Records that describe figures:
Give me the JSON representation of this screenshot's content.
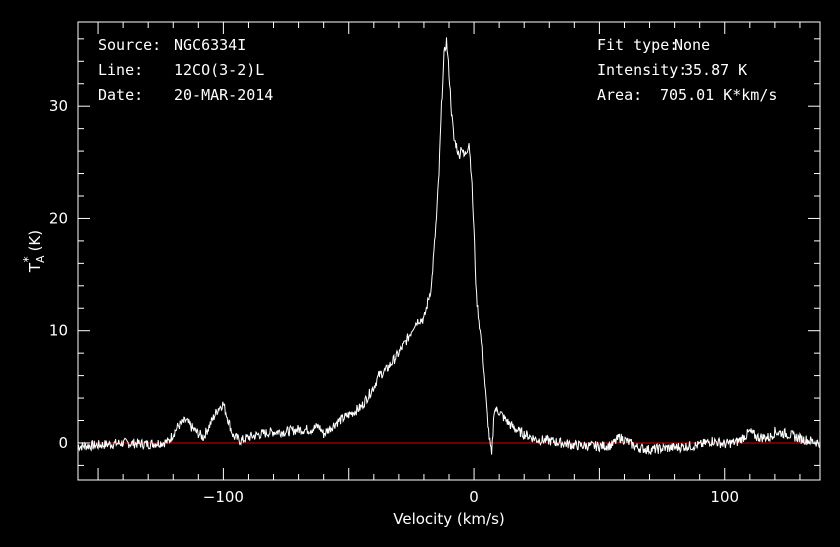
{
  "info": {
    "source_label": "Source:",
    "source_value": "NGC6334I",
    "line_label": "Line:",
    "line_value": "12CO(3-2)L",
    "date_label": "Date:",
    "date_value": "20-MAR-2014",
    "fit_label": "Fit type:",
    "fit_value": "None",
    "intensity_label": "Intensity:",
    "intensity_value": "35.87 K",
    "area_label": "Area:",
    "area_value": "705.01 K*km/s"
  },
  "chart_data": {
    "type": "line",
    "title": "",
    "xlabel": "Velocity (km/s)",
    "ylabel_main": "T",
    "ylabel_sup": "*",
    "ylabel_sub": "A",
    "ylabel_unit": "(K)",
    "xlim": [
      -158,
      138
    ],
    "ylim": [
      -3.3,
      37.5
    ],
    "xticks": [
      -100,
      0,
      100
    ],
    "xtick_labels": [
      "−100",
      "0",
      "100"
    ],
    "yticks": [
      0,
      10,
      20,
      30
    ],
    "ytick_labels": [
      "0",
      "10",
      "20",
      "30"
    ],
    "baseline": 0,
    "line_color": "#ffffff",
    "baseline_color": "#e00000",
    "axis_color": "#ffffff",
    "series": [
      {
        "x": [
          -158,
          -150,
          -140,
          -130,
          -122,
          -118,
          -115,
          -112,
          -108,
          -105,
          -102,
          -100,
          -98,
          -96,
          -93,
          -90,
          -85,
          -80,
          -75,
          -70,
          -65,
          -62,
          -60,
          -55,
          -50,
          -45,
          -40,
          -38,
          -35,
          -30,
          -26,
          -24,
          -22,
          -20,
          -18,
          -17,
          -16,
          -15,
          -14,
          -13,
          -12,
          -11,
          -10,
          -9,
          -8,
          -7,
          -6,
          -5,
          -4,
          -3,
          -2,
          -1,
          0,
          1,
          2,
          3,
          4,
          5,
          6,
          7,
          8,
          10,
          12,
          15,
          18,
          20,
          25,
          30,
          35,
          40,
          50,
          55,
          58,
          60,
          62,
          65,
          70,
          80,
          90,
          95,
          100,
          105,
          108,
          110,
          113,
          118,
          120,
          125,
          130,
          138
        ],
        "y": [
          -0.3,
          -0.2,
          0.0,
          -0.1,
          0.1,
          1.5,
          2.0,
          1.2,
          0.5,
          1.8,
          3.1,
          3.5,
          2.0,
          0.6,
          0.2,
          0.5,
          0.8,
          1.0,
          1.0,
          1.2,
          1.2,
          1.5,
          0.8,
          1.8,
          2.5,
          3.2,
          5.0,
          6.0,
          6.5,
          8.0,
          9.5,
          10.5,
          11.0,
          11.0,
          13.0,
          14.0,
          17.0,
          20.0,
          24.0,
          30.0,
          34.5,
          35.87,
          33.0,
          29.5,
          27.0,
          26.5,
          25.5,
          26.5,
          25.5,
          26.0,
          26.8,
          24.0,
          19.0,
          13.0,
          11.0,
          9.0,
          6.0,
          3.0,
          0.5,
          -1.2,
          3.0,
          2.8,
          2.2,
          1.5,
          1.0,
          0.8,
          0.3,
          0.2,
          0.0,
          -0.2,
          -0.3,
          -0.2,
          0.5,
          0.3,
          0.0,
          -0.4,
          -0.6,
          -0.4,
          -0.2,
          0.2,
          -0.1,
          0.1,
          0.6,
          1.0,
          0.5,
          0.5,
          1.0,
          0.8,
          0.4,
          0.0
        ]
      }
    ]
  }
}
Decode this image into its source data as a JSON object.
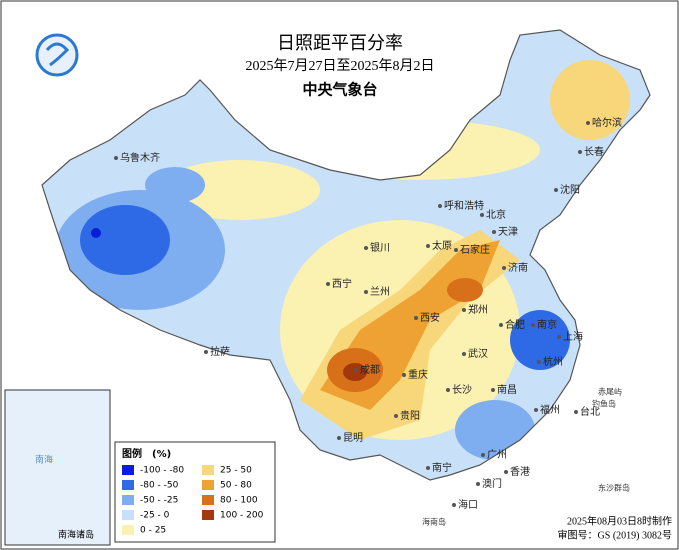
{
  "header": {
    "title": "日照距平百分率",
    "subtitle": "2025年7月27日至2025年8月2日",
    "issuer": "中央气象台"
  },
  "cities": [
    "乌鲁木齐",
    "呼和浩特",
    "哈尔滨",
    "长春",
    "沈阳",
    "北京",
    "天津",
    "石家庄",
    "太原",
    "济南",
    "银川",
    "西宁",
    "兰州",
    "郑州",
    "西安",
    "合肥",
    "南京",
    "上海",
    "拉萨",
    "成都",
    "重庆",
    "武汉",
    "杭州",
    "长沙",
    "南昌",
    "福州",
    "台北",
    "贵阳",
    "昆明",
    "南宁",
    "广州",
    "香港",
    "澳门",
    "海口"
  ],
  "islands": [
    "赤尾屿",
    "钓鱼岛",
    "东沙群岛",
    "海南岛"
  ],
  "inset": {
    "title": "南海诸岛",
    "sea": "南海"
  },
  "legend": {
    "title": "图例",
    "unit": "(%)",
    "items": [
      {
        "label": "-100 - -80",
        "color": "#0a1ed8"
      },
      {
        "label": "-80 - -50",
        "color": "#2f6ae6"
      },
      {
        "label": "-50 - -25",
        "color": "#7eaef0"
      },
      {
        "label": "-25 - 0",
        "color": "#c9e1f8"
      },
      {
        "label": "0 - 25",
        "color": "#fbf1b0"
      },
      {
        "label": "25 - 50",
        "color": "#f8d67a"
      },
      {
        "label": "50 - 80",
        "color": "#eea233"
      },
      {
        "label": "80 - 100",
        "color": "#d8701a"
      },
      {
        "label": "100 - 200",
        "color": "#a3380c"
      }
    ]
  },
  "footer": {
    "made": "2025年08月03日8时制作",
    "approval": "审图号：GS (2019) 3082号"
  }
}
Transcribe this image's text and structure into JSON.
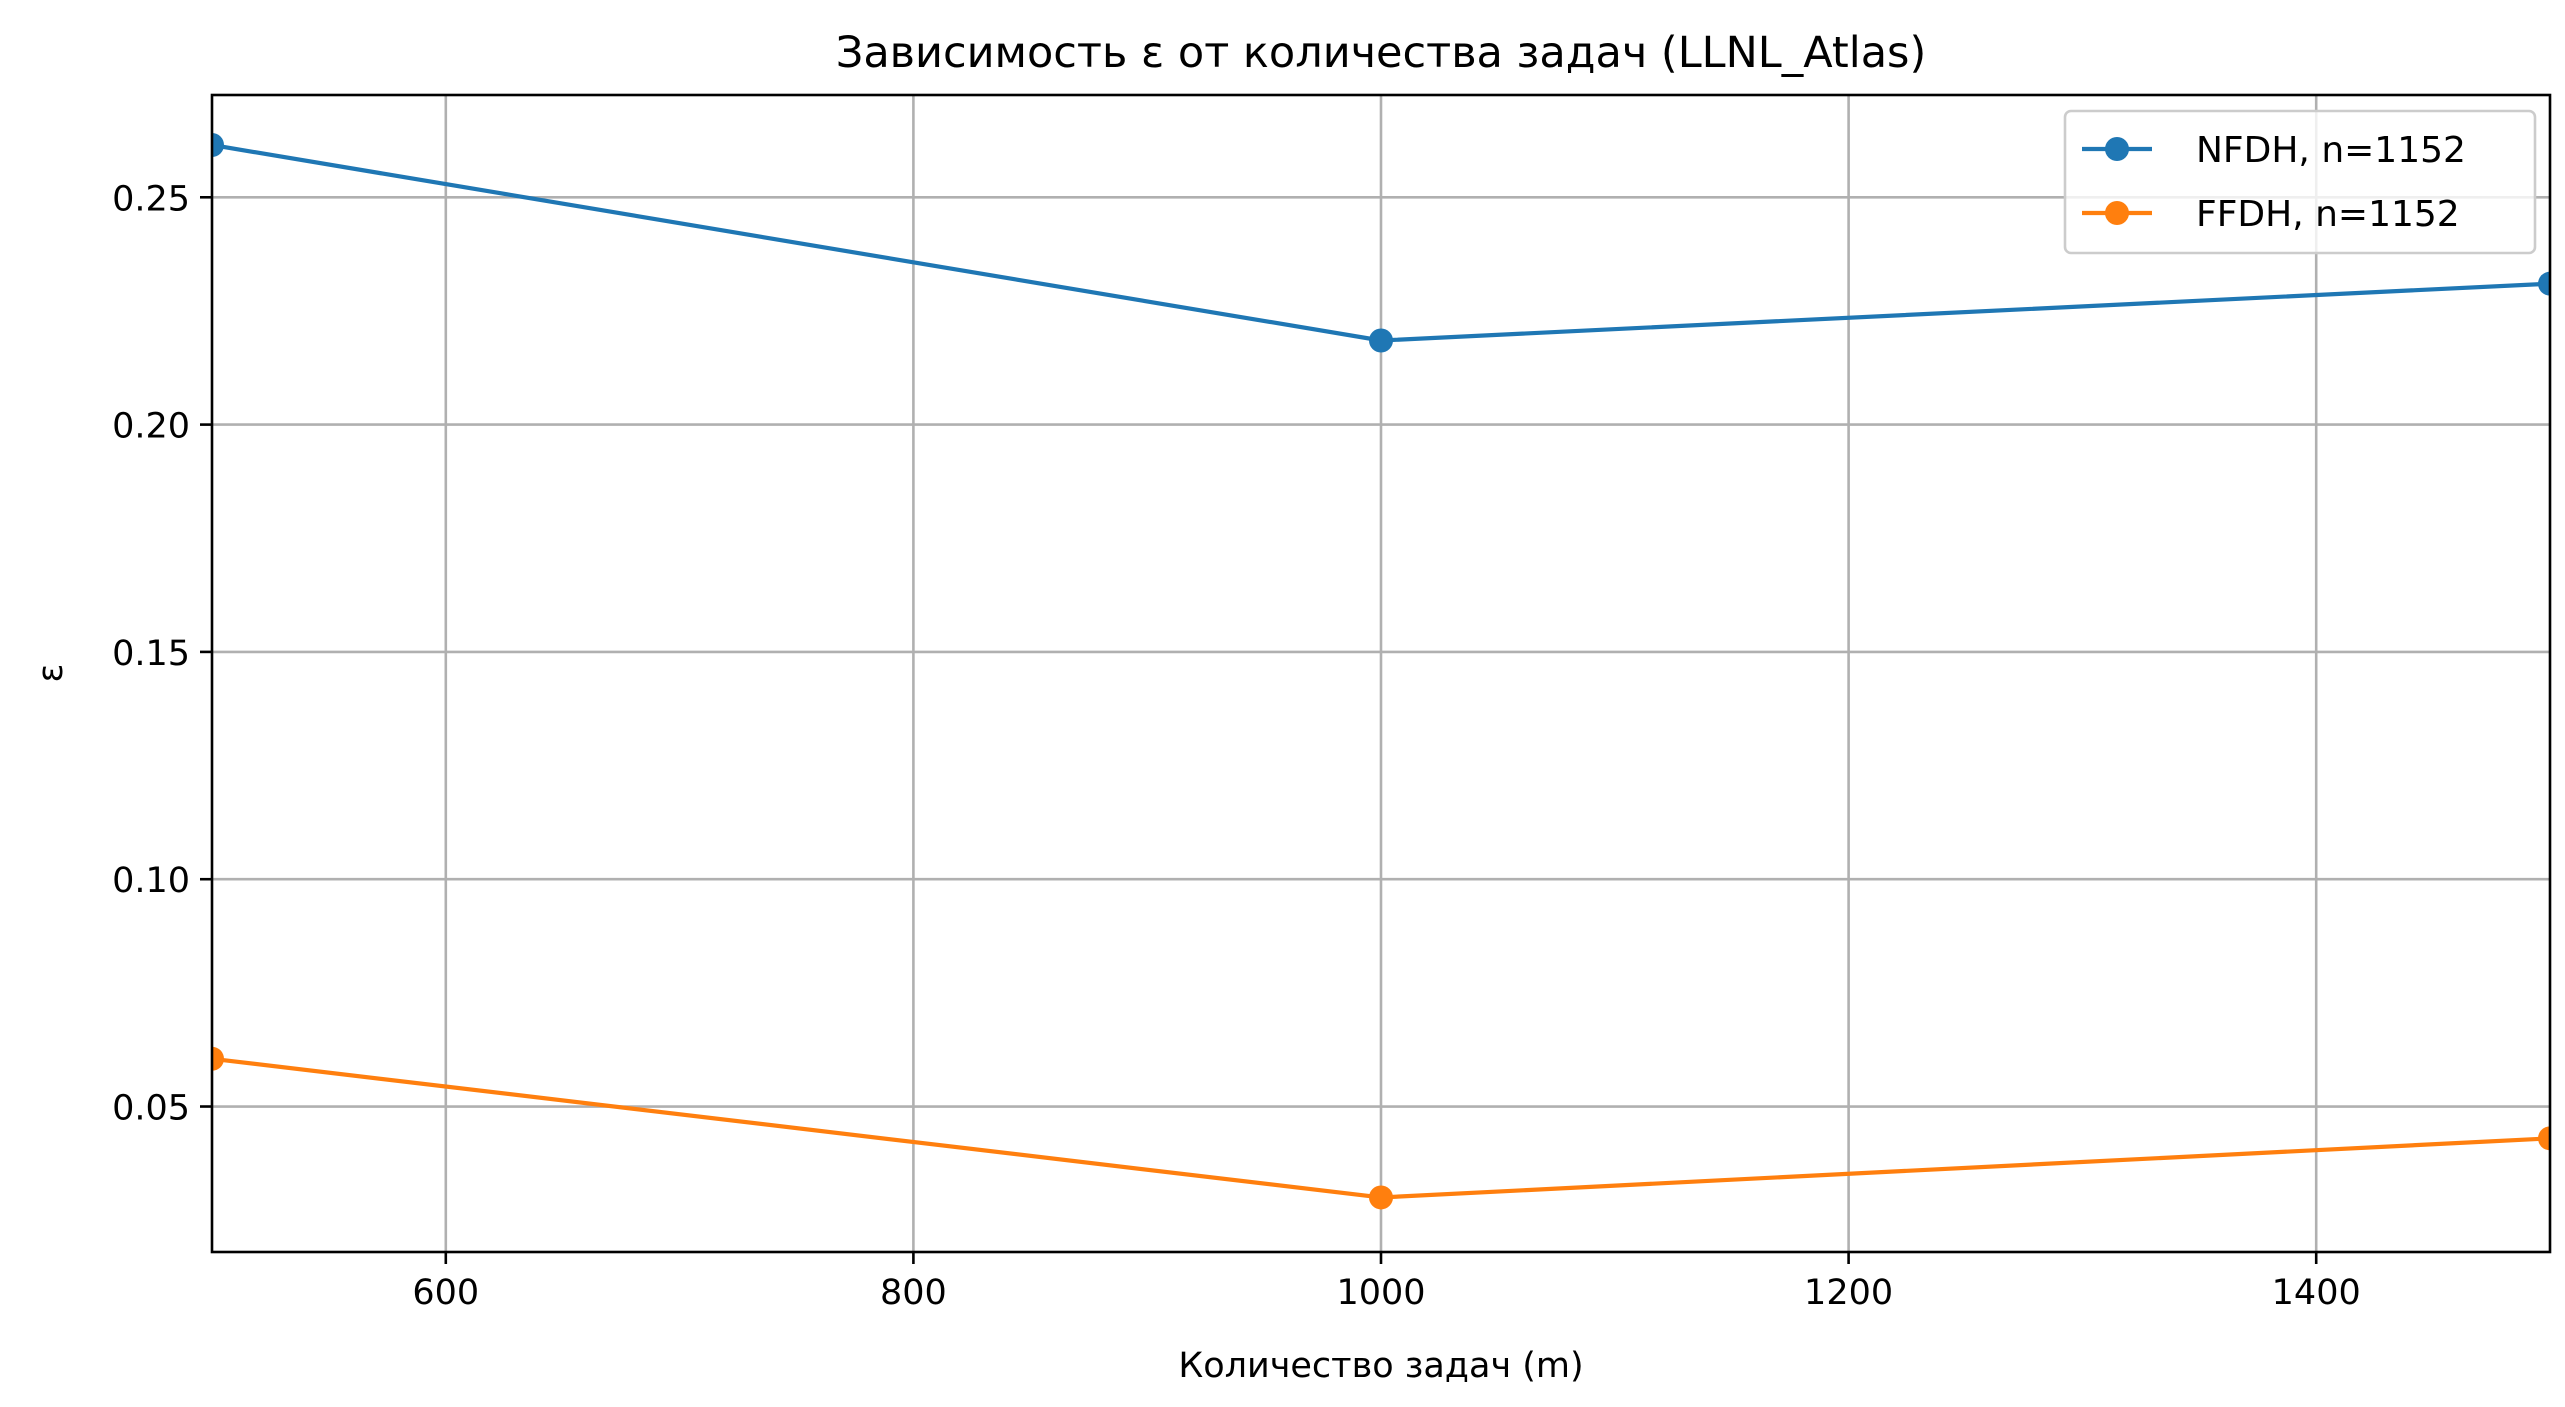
{
  "chart_data": {
    "type": "line",
    "title": "Зависимость ε от количества задач (LLNL_Atlas)",
    "xlabel": "Количество задач (m)",
    "ylabel": "ε",
    "x": [
      500,
      1000,
      1500
    ],
    "xlim": [
      500,
      1500
    ],
    "ylim": [
      0.018,
      0.2725
    ],
    "xticks": [
      600,
      800,
      1000,
      1200,
      1400
    ],
    "yticks": [
      0.05,
      0.1,
      0.15,
      0.2,
      0.25
    ],
    "grid": true,
    "legend_position": "top-right",
    "series": [
      {
        "name": "NFDH, n=1152",
        "color": "#1f77b4",
        "values": [
          0.2615,
          0.2185,
          0.231
        ]
      },
      {
        "name": "FFDH, n=1152",
        "color": "#ff7f0e",
        "values": [
          0.0605,
          0.03,
          0.043
        ]
      }
    ]
  }
}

**Task brief**. Except for the pictures, print the data above exactly.

**The completed task**.
Give me the JSON representation of this screenshot's content.
{
  "info": {
    "source_label": "Source:",
    "source_value": "NGC6334I",
    "line_label": "Line:",
    "line_value": "12CO(3-2)L",
    "date_label": "Date:",
    "date_value": "20-MAR-2014",
    "fit_label": "Fit type:",
    "fit_value": "None",
    "intensity_label": "Intensity:",
    "intensity_value": "35.87 K",
    "area_label": "Area:",
    "area_value": "705.01 K*km/s"
  },
  "chart_data": {
    "type": "line",
    "title": "",
    "xlabel": "Velocity (km/s)",
    "ylabel_main": "T",
    "ylabel_sup": "*",
    "ylabel_sub": "A",
    "ylabel_unit": "(K)",
    "xlim": [
      -158,
      138
    ],
    "ylim": [
      -3.3,
      37.5
    ],
    "xticks": [
      -100,
      0,
      100
    ],
    "xtick_labels": [
      "−100",
      "0",
      "100"
    ],
    "yticks": [
      0,
      10,
      20,
      30
    ],
    "ytick_labels": [
      "0",
      "10",
      "20",
      "30"
    ],
    "baseline": 0,
    "line_color": "#ffffff",
    "baseline_color": "#e00000",
    "axis_color": "#ffffff",
    "series": [
      {
        "x": [
          -158,
          -150,
          -140,
          -130,
          -122,
          -118,
          -115,
          -112,
          -108,
          -105,
          -102,
          -100,
          -98,
          -96,
          -93,
          -90,
          -85,
          -80,
          -75,
          -70,
          -65,
          -62,
          -60,
          -55,
          -50,
          -45,
          -40,
          -38,
          -35,
          -30,
          -26,
          -24,
          -22,
          -20,
          -18,
          -17,
          -16,
          -15,
          -14,
          -13,
          -12,
          -11,
          -10,
          -9,
          -8,
          -7,
          -6,
          -5,
          -4,
          -3,
          -2,
          -1,
          0,
          1,
          2,
          3,
          4,
          5,
          6,
          7,
          8,
          10,
          12,
          15,
          18,
          20,
          25,
          30,
          35,
          40,
          50,
          55,
          58,
          60,
          62,
          65,
          70,
          80,
          90,
          95,
          100,
          105,
          108,
          110,
          113,
          118,
          120,
          125,
          130,
          138
        ],
        "y": [
          -0.3,
          -0.2,
          0.0,
          -0.1,
          0.1,
          1.5,
          2.0,
          1.2,
          0.5,
          1.8,
          3.1,
          3.5,
          2.0,
          0.6,
          0.2,
          0.5,
          0.8,
          1.0,
          1.0,
          1.2,
          1.2,
          1.5,
          0.8,
          1.8,
          2.5,
          3.2,
          5.0,
          6.0,
          6.5,
          8.0,
          9.5,
          10.5,
          11.0,
          11.0,
          13.0,
          14.0,
          17.0,
          20.0,
          24.0,
          30.0,
          34.5,
          35.87,
          33.0,
          29.5,
          27.0,
          26.5,
          25.5,
          26.5,
          25.5,
          26.0,
          26.8,
          24.0,
          19.0,
          13.0,
          11.0,
          9.0,
          6.0,
          3.0,
          0.5,
          -1.2,
          3.0,
          2.8,
          2.2,
          1.5,
          1.0,
          0.8,
          0.3,
          0.2,
          0.0,
          -0.2,
          -0.3,
          -0.2,
          0.5,
          0.3,
          0.0,
          -0.4,
          -0.6,
          -0.4,
          -0.2,
          0.2,
          -0.1,
          0.1,
          0.6,
          1.0,
          0.5,
          0.5,
          1.0,
          0.8,
          0.4,
          0.0
        ]
      }
    ]
  }
}
Decode this image into its source data as a JSON object.
{
  "header": {
    "title": "日照距平百分率",
    "subtitle": "2025年7月27日至2025年8月2日",
    "issuer": "中央气象台"
  },
  "cities": [
    "乌鲁木齐",
    "呼和浩特",
    "哈尔滨",
    "长春",
    "沈阳",
    "北京",
    "天津",
    "石家庄",
    "太原",
    "济南",
    "银川",
    "西宁",
    "兰州",
    "郑州",
    "西安",
    "合肥",
    "南京",
    "上海",
    "拉萨",
    "成都",
    "重庆",
    "武汉",
    "杭州",
    "长沙",
    "南昌",
    "福州",
    "台北",
    "贵阳",
    "昆明",
    "南宁",
    "广州",
    "香港",
    "澳门",
    "海口"
  ],
  "islands": [
    "赤尾屿",
    "钓鱼岛",
    "东沙群岛",
    "海南岛"
  ],
  "inset": {
    "title": "南海诸岛",
    "sea": "南海"
  },
  "legend": {
    "title": "图例",
    "unit": "(%)",
    "items": [
      {
        "label": "-100 - -80",
        "color": "#0a1ed8"
      },
      {
        "label": "-80 - -50",
        "color": "#2f6ae6"
      },
      {
        "label": "-50 - -25",
        "color": "#7eaef0"
      },
      {
        "label": "-25 - 0",
        "color": "#c9e1f8"
      },
      {
        "label": "0 - 25",
        "color": "#fbf1b0"
      },
      {
        "label": "25 - 50",
        "color": "#f8d67a"
      },
      {
        "label": "50 - 80",
        "color": "#eea233"
      },
      {
        "label": "80 - 100",
        "color": "#d8701a"
      },
      {
        "label": "100 - 200",
        "color": "#a3380c"
      }
    ]
  },
  "footer": {
    "made": "2025年08月03日8时制作",
    "approval": "审图号：GS (2019) 3082号"
  }
}
Transcribe this image's text and structure into JSON.
{
  "chart_data": {
    "type": "line",
    "title": "Зависимость ε от количества задач (LLNL_Atlas)",
    "xlabel": "Количество задач (m)",
    "ylabel": "ε",
    "x": [
      500,
      1000,
      1500
    ],
    "xlim": [
      500,
      1500
    ],
    "ylim": [
      0.018,
      0.2725
    ],
    "xticks": [
      600,
      800,
      1000,
      1200,
      1400
    ],
    "yticks": [
      0.05,
      0.1,
      0.15,
      0.2,
      0.25
    ],
    "grid": true,
    "legend_position": "top-right",
    "series": [
      {
        "name": "NFDH, n=1152",
        "color": "#1f77b4",
        "values": [
          0.2615,
          0.2185,
          0.231
        ]
      },
      {
        "name": "FFDH, n=1152",
        "color": "#ff7f0e",
        "values": [
          0.0605,
          0.03,
          0.043
        ]
      }
    ]
  }
}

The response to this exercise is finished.